>> Start Records for the task
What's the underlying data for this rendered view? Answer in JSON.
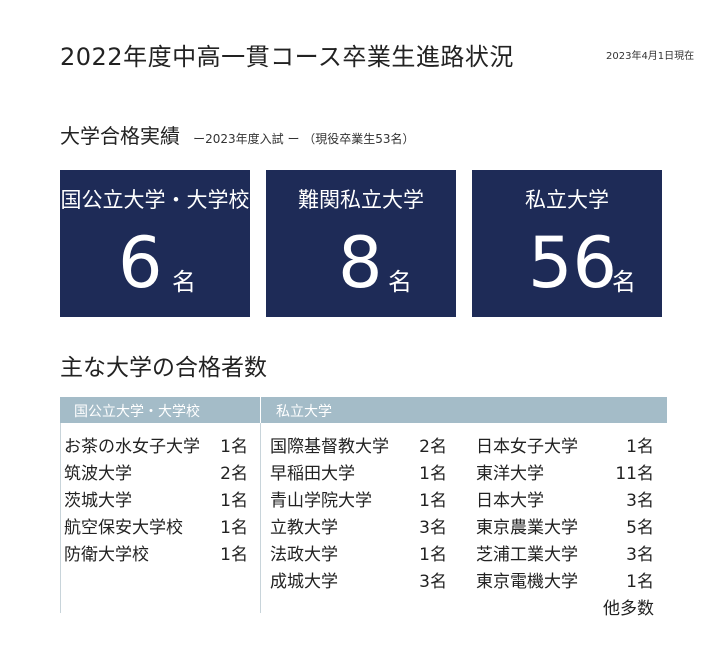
{
  "header": {
    "title": "2022年度中高一貫コース卒業生進路状況",
    "date": "2023年4月1日現在"
  },
  "results": {
    "heading": "大学合格実績",
    "subheading": "ー2023年度入試 ー （現役卒業生53名）",
    "boxes": [
      {
        "label": "国公立大学・大学校",
        "count": "6",
        "unit": "名"
      },
      {
        "label": "難関私立大学",
        "count": "8",
        "unit": "名"
      },
      {
        "label": "私立大学",
        "count": "56",
        "unit": "名"
      }
    ]
  },
  "list": {
    "heading": "主な大学の合格者数",
    "col_national": "国公立大学・大学校",
    "col_private": "私立大学",
    "national": [
      {
        "name": "お茶の水女子大学",
        "count": "1名"
      },
      {
        "name": "筑波大学",
        "count": "2名"
      },
      {
        "name": "茨城大学",
        "count": "1名"
      },
      {
        "name": "航空保安大学校",
        "count": "1名"
      },
      {
        "name": "防衛大学校",
        "count": "1名"
      }
    ],
    "private_a": [
      {
        "name": "国際基督教大学",
        "count": "2名"
      },
      {
        "name": "早稲田大学",
        "count": "1名"
      },
      {
        "name": "青山学院大学",
        "count": "1名"
      },
      {
        "name": "立教大学",
        "count": "3名"
      },
      {
        "name": "法政大学",
        "count": "1名"
      },
      {
        "name": "成城大学",
        "count": "3名"
      }
    ],
    "private_b": [
      {
        "name": "日本女子大学",
        "count": "1名"
      },
      {
        "name": "東洋大学",
        "count": "11名"
      },
      {
        "name": "日本大学",
        "count": "3名"
      },
      {
        "name": "東京農業大学",
        "count": "5名"
      },
      {
        "name": "芝浦工業大学",
        "count": "3名"
      },
      {
        "name": "東京電機大学",
        "count": "1名"
      }
    ],
    "others": "他多数"
  }
}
>> End Records for the task
▸ **Request**: Quote the listing above in full, except for the pictures.

▸ **Task answer**:
What's the underlying data for this rendered view? Answer in JSON.
{
  "header": {
    "title": "2022年度中高一貫コース卒業生進路状況",
    "date": "2023年4月1日現在"
  },
  "results": {
    "heading": "大学合格実績",
    "subheading": "ー2023年度入試 ー （現役卒業生53名）",
    "boxes": [
      {
        "label": "国公立大学・大学校",
        "count": "6",
        "unit": "名"
      },
      {
        "label": "難関私立大学",
        "count": "8",
        "unit": "名"
      },
      {
        "label": "私立大学",
        "count": "56",
        "unit": "名"
      }
    ]
  },
  "list": {
    "heading": "主な大学の合格者数",
    "col_national": "国公立大学・大学校",
    "col_private": "私立大学",
    "national": [
      {
        "name": "お茶の水女子大学",
        "count": "1名"
      },
      {
        "name": "筑波大学",
        "count": "2名"
      },
      {
        "name": "茨城大学",
        "count": "1名"
      },
      {
        "name": "航空保安大学校",
        "count": "1名"
      },
      {
        "name": "防衛大学校",
        "count": "1名"
      }
    ],
    "private_a": [
      {
        "name": "国際基督教大学",
        "count": "2名"
      },
      {
        "name": "早稲田大学",
        "count": "1名"
      },
      {
        "name": "青山学院大学",
        "count": "1名"
      },
      {
        "name": "立教大学",
        "count": "3名"
      },
      {
        "name": "法政大学",
        "count": "1名"
      },
      {
        "name": "成城大学",
        "count": "3名"
      }
    ],
    "private_b": [
      {
        "name": "日本女子大学",
        "count": "1名"
      },
      {
        "name": "東洋大学",
        "count": "11名"
      },
      {
        "name": "日本大学",
        "count": "3名"
      },
      {
        "name": "東京農業大学",
        "count": "5名"
      },
      {
        "name": "芝浦工業大学",
        "count": "3名"
      },
      {
        "name": "東京電機大学",
        "count": "1名"
      }
    ],
    "others": "他多数"
  }
}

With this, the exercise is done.